§ **What the task requires**: Work out how many lines have "letter" in them. Give only that number.

§ **Exercise material**:
+ + + +

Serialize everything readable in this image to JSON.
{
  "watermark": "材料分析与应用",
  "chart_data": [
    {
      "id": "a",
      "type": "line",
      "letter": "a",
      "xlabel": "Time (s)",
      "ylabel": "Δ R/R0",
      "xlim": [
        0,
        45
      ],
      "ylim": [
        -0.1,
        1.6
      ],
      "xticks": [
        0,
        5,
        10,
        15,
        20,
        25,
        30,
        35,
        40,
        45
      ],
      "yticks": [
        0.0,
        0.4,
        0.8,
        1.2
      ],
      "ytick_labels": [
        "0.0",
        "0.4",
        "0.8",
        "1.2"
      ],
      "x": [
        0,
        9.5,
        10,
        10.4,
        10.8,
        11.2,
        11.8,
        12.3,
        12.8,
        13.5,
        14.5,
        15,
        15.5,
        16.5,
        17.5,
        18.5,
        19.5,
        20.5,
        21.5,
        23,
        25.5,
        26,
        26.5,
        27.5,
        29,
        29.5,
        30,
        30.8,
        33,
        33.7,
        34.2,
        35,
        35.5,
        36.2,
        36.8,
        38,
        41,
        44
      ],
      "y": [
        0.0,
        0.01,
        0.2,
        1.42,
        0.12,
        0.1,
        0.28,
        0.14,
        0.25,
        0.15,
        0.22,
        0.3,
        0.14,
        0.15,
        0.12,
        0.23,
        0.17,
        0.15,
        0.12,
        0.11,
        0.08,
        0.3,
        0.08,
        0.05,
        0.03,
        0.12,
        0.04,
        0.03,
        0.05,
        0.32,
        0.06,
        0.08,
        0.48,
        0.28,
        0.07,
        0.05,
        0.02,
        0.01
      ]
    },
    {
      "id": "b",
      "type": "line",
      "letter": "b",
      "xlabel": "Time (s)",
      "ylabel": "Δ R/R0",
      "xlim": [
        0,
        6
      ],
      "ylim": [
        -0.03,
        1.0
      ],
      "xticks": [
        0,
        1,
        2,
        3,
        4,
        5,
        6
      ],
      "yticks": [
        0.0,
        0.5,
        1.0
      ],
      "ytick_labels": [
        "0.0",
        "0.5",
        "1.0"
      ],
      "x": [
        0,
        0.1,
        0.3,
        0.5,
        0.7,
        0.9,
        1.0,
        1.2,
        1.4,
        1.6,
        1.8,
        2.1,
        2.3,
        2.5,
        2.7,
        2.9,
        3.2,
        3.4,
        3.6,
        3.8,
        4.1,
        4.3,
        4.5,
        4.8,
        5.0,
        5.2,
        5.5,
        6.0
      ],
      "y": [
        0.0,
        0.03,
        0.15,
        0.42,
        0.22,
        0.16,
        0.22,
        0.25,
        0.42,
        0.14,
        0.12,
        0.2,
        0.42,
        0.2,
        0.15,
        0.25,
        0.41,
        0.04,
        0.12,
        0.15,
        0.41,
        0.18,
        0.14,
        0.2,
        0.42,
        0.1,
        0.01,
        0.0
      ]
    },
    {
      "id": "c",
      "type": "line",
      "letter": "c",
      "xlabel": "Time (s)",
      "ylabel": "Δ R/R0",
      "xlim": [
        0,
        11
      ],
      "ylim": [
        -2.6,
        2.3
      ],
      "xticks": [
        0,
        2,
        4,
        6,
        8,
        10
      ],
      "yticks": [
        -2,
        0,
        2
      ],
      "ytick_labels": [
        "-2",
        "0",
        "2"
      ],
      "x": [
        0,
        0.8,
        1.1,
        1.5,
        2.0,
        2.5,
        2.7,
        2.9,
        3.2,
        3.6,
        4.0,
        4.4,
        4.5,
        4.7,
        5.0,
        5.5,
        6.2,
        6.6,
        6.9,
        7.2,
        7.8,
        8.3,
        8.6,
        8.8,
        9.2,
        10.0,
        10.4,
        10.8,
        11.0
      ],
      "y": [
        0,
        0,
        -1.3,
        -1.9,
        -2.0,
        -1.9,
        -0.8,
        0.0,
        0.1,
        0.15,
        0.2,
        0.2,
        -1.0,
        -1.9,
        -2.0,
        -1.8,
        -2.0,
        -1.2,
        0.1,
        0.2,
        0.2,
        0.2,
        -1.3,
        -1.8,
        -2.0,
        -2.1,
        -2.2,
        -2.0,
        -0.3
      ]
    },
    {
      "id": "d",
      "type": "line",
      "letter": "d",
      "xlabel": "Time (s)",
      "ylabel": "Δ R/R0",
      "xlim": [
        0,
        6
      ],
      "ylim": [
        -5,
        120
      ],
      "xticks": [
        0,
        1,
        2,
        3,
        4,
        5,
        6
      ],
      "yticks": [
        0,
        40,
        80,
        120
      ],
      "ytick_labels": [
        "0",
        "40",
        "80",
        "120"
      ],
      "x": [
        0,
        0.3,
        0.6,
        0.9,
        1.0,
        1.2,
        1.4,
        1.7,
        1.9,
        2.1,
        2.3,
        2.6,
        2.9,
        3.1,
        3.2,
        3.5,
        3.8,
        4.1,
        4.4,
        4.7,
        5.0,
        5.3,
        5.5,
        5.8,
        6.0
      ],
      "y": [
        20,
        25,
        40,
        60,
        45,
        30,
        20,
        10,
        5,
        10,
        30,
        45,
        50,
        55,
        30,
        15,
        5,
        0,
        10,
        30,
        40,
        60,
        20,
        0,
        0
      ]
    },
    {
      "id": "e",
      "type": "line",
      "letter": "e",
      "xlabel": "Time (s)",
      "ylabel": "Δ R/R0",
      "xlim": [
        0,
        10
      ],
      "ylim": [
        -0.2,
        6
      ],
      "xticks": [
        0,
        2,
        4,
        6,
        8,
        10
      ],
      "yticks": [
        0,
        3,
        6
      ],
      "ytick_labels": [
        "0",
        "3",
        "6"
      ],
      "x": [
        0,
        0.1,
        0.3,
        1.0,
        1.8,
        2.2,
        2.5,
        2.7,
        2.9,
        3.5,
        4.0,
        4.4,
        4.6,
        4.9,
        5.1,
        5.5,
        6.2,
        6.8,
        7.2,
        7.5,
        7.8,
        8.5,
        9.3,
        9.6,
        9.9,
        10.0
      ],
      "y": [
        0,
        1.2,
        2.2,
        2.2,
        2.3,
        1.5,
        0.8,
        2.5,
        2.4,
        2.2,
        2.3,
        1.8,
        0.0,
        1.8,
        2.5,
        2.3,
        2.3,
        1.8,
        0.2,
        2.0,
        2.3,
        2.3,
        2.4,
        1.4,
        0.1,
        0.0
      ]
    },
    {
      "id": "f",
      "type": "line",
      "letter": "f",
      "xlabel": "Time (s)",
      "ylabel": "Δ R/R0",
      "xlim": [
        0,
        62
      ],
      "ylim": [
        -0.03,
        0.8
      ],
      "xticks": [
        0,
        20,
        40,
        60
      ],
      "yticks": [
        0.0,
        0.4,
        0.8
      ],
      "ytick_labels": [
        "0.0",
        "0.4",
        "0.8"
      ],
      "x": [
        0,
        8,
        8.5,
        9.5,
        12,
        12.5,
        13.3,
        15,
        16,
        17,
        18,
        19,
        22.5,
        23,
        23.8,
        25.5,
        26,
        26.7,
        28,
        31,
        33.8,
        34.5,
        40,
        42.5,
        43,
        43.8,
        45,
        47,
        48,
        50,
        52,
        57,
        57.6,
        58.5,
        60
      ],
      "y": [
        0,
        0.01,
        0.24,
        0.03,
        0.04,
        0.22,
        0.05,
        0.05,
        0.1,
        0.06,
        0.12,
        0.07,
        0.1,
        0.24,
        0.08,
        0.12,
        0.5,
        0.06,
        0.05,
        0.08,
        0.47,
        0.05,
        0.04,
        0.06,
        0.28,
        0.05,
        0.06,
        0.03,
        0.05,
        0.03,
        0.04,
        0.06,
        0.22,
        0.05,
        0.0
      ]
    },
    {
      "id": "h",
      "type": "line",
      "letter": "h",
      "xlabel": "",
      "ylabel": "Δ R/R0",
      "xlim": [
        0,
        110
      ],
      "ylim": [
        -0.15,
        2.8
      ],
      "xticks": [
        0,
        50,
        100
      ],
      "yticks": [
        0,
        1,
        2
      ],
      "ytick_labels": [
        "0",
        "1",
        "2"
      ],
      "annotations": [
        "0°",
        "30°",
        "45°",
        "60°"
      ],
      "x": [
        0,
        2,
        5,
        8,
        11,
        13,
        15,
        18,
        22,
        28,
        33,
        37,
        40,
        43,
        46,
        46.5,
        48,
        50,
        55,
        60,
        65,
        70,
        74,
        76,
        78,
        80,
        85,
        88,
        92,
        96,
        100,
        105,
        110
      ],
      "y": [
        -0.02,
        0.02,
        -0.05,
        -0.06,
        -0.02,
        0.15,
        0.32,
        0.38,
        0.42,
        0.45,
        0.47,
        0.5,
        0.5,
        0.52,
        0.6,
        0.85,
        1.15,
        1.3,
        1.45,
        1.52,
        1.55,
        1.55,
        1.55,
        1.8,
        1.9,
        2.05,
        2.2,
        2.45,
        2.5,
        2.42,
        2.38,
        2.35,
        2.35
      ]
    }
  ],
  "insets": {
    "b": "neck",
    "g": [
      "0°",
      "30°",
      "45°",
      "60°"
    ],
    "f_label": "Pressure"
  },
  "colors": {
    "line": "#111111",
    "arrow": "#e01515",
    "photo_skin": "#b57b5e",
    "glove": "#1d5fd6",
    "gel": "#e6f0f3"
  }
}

+ + + +

§ **Output below**: 7